→ Aim of the task: Make an exact copy of the records, with the images left out.

**** Recorded information ****

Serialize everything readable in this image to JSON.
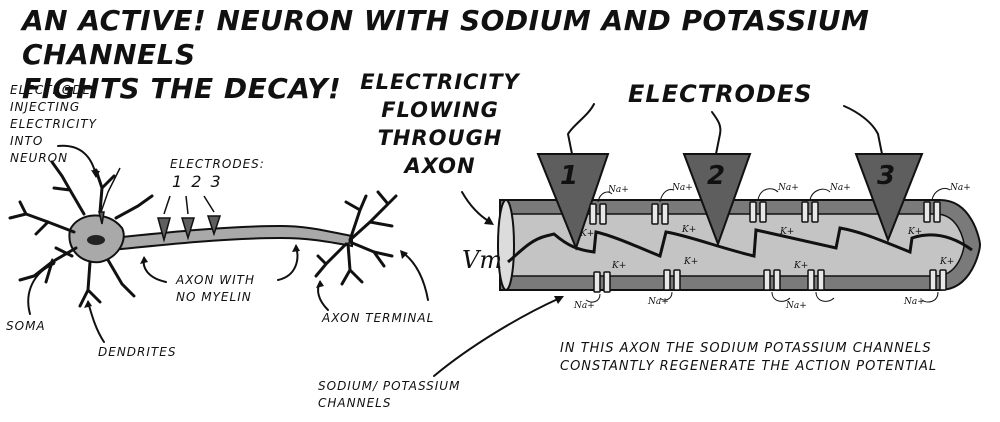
{
  "title_line1": "An Active! Neuron with sodium and potassium channels",
  "title_line2": "fights the decay!",
  "labels": {
    "electrode_injecting_1": "Electrode",
    "electrode_injecting_2": "injecting",
    "electrode_injecting_3": "electricity",
    "electrode_injecting_4": "into",
    "electrode_injecting_5": "neuron",
    "electrodes_small": "Electrodes:",
    "electrode_numbers": "1 2 3",
    "axon_no_myelin_1": "Axon with",
    "axon_no_myelin_2": "no myelin",
    "soma": "Soma",
    "dendrites": "Dendrites",
    "axon_terminal": "Axon terminal",
    "electricity_flow_1": "Electricity",
    "electricity_flow_2": "flowing",
    "electricity_flow_3": "through",
    "electricity_flow_4": "axon",
    "electrodes_big": "Electrodes",
    "electrode_1": "1",
    "electrode_2": "2",
    "electrode_3": "3",
    "vm": "Vm",
    "caption_1": "In this axon the sodium potassium channels",
    "caption_2": "constantly regenerate the action potential",
    "channels_1": "Sodium/ potassium",
    "channels_2": "channels",
    "na_ion": "Na+",
    "k_ion": "K+"
  },
  "colors": {
    "ink": "#111111",
    "membrane": "#7a7a7a",
    "axoplasm": "#c4c4c4",
    "electrode": "#5e5e5e",
    "neuron_fill": "#a9a9a9"
  }
}
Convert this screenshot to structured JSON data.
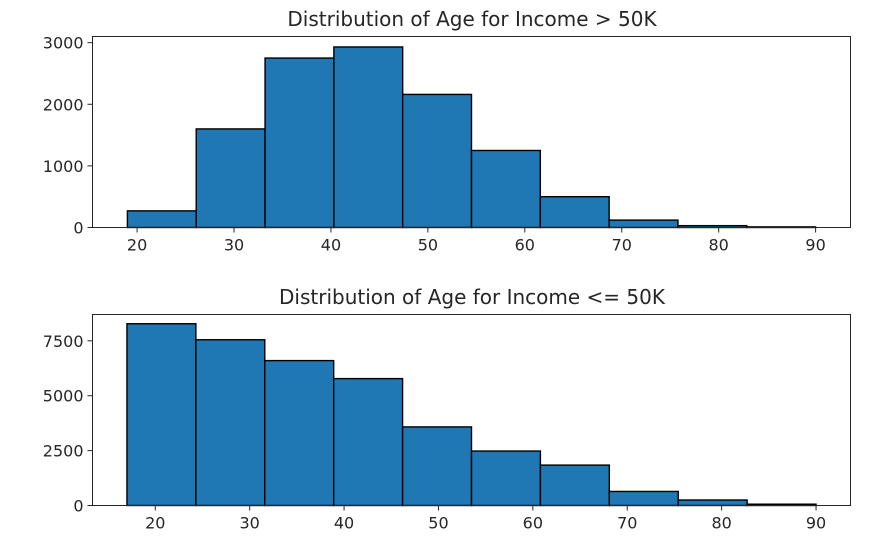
{
  "chart_data": [
    {
      "type": "bar",
      "title": "Distribution of Age for Income > 50K",
      "xlabel": "",
      "ylabel": "",
      "bin_edges": [
        19,
        26.1,
        33.2,
        40.3,
        47.4,
        54.5,
        61.6,
        68.7,
        75.8,
        82.9,
        90
      ],
      "values": [
        270,
        1600,
        2750,
        2930,
        2160,
        1250,
        500,
        120,
        30,
        10
      ],
      "xlim": [
        15.4,
        93.6
      ],
      "ylim": [
        0,
        3100
      ],
      "xticks": [
        20,
        30,
        40,
        50,
        60,
        70,
        80,
        90
      ],
      "yticks": [
        0,
        1000,
        2000,
        3000
      ],
      "color": "#1f77b4",
      "edgecolor": "#000000",
      "grid": false
    },
    {
      "type": "bar",
      "title": "Distribution of Age for Income <= 50K",
      "xlabel": "",
      "ylabel": "",
      "bin_edges": [
        17,
        24.3,
        31.6,
        38.9,
        46.2,
        53.5,
        60.8,
        68.1,
        75.4,
        82.7,
        90
      ],
      "values": [
        8280,
        7550,
        6600,
        5780,
        3580,
        2480,
        1840,
        640,
        250,
        60
      ],
      "xlim": [
        13.35,
        93.65
      ],
      "ylim": [
        0,
        8700
      ],
      "xticks": [
        20,
        30,
        40,
        50,
        60,
        70,
        80,
        90
      ],
      "yticks": [
        0,
        2500,
        5000,
        7500
      ],
      "color": "#1f77b4",
      "edgecolor": "#000000",
      "grid": false
    }
  ]
}
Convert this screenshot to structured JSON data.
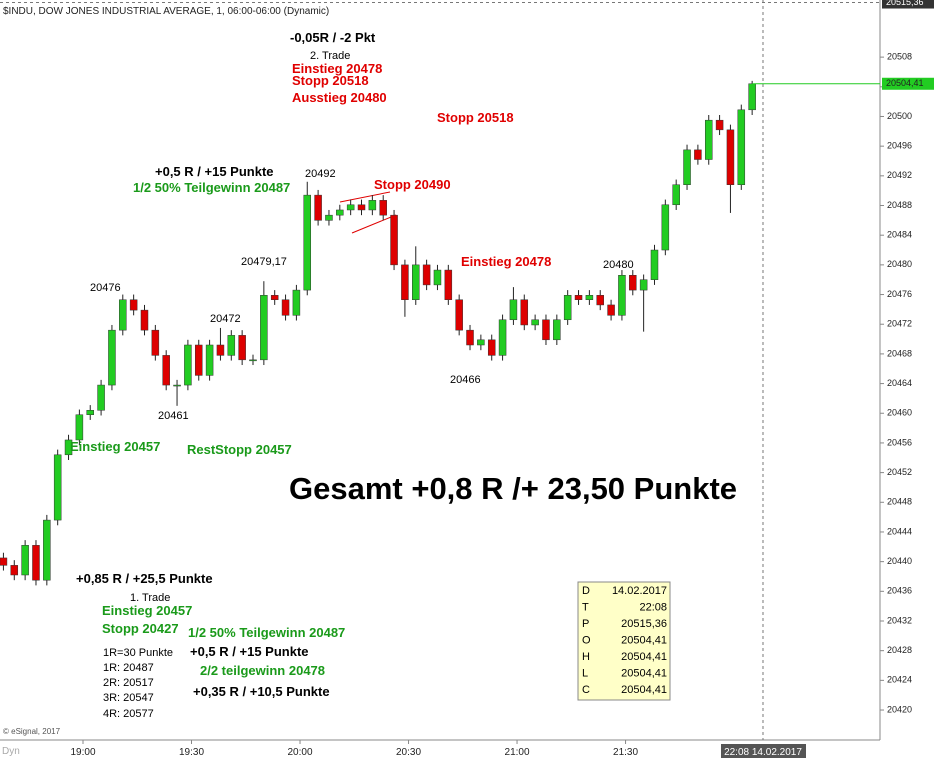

****

→ Problem solution:
Serialize everything readable in this image to JSON.
{
  "title_line1": "An Active! Neuron with sodium and potassium channels",
  "title_line2": "fights the decay!",
  "labels": {
    "electrode_injecting_1": "Electrode",
    "electrode_injecting_2": "injecting",
    "electrode_injecting_3": "electricity",
    "electrode_injecting_4": "into",
    "electrode_injecting_5": "neuron",
    "electrodes_small": "Electrodes:",
    "electrode_numbers": "1 2 3",
    "axon_no_myelin_1": "Axon with",
    "axon_no_myelin_2": "no myelin",
    "soma": "Soma",
    "dendrites": "Dendrites",
    "axon_terminal": "Axon terminal",
    "electricity_flow_1": "Electricity",
    "electricity_flow_2": "flowing",
    "electricity_flow_3": "through",
    "electricity_flow_4": "axon",
    "electrodes_big": "Electrodes",
    "electrode_1": "1",
    "electrode_2": "2",
    "electrode_3": "3",
    "vm": "Vm",
    "caption_1": "In this axon the sodium potassium channels",
    "caption_2": "constantly regenerate the action potential",
    "channels_1": "Sodium/ potassium",
    "channels_2": "channels",
    "na_ion": "Na+",
    "k_ion": "K+"
  },
  "colors": {
    "ink": "#111111",
    "membrane": "#7a7a7a",
    "axoplasm": "#c4c4c4",
    "electrode": "#5e5e5e",
    "neuron_fill": "#a9a9a9"
  }
}
Convert this screenshot to structured JSON data.
{
  "chart_data": [
    {
      "type": "bar",
      "title": "Distribution of Age for Income > 50K",
      "xlabel": "",
      "ylabel": "",
      "bin_edges": [
        19,
        26.1,
        33.2,
        40.3,
        47.4,
        54.5,
        61.6,
        68.7,
        75.8,
        82.9,
        90
      ],
      "values": [
        270,
        1600,
        2750,
        2930,
        2160,
        1250,
        500,
        120,
        30,
        10
      ],
      "xlim": [
        15.4,
        93.6
      ],
      "ylim": [
        0,
        3100
      ],
      "xticks": [
        20,
        30,
        40,
        50,
        60,
        70,
        80,
        90
      ],
      "yticks": [
        0,
        1000,
        2000,
        3000
      ],
      "color": "#1f77b4",
      "edgecolor": "#000000",
      "grid": false
    },
    {
      "type": "bar",
      "title": "Distribution of Age for Income <= 50K",
      "xlabel": "",
      "ylabel": "",
      "bin_edges": [
        17,
        24.3,
        31.6,
        38.9,
        46.2,
        53.5,
        60.8,
        68.1,
        75.4,
        82.7,
        90
      ],
      "values": [
        8280,
        7550,
        6600,
        5780,
        3580,
        2480,
        1840,
        640,
        250,
        60
      ],
      "xlim": [
        13.35,
        93.65
      ],
      "ylim": [
        0,
        8700
      ],
      "xticks": [
        20,
        30,
        40,
        50,
        60,
        70,
        80,
        90
      ],
      "yticks": [
        0,
        2500,
        5000,
        7500
      ],
      "color": "#1f77b4",
      "edgecolor": "#000000",
      "grid": false
    }
  ]
}
Convert this screenshot to structured JSON data.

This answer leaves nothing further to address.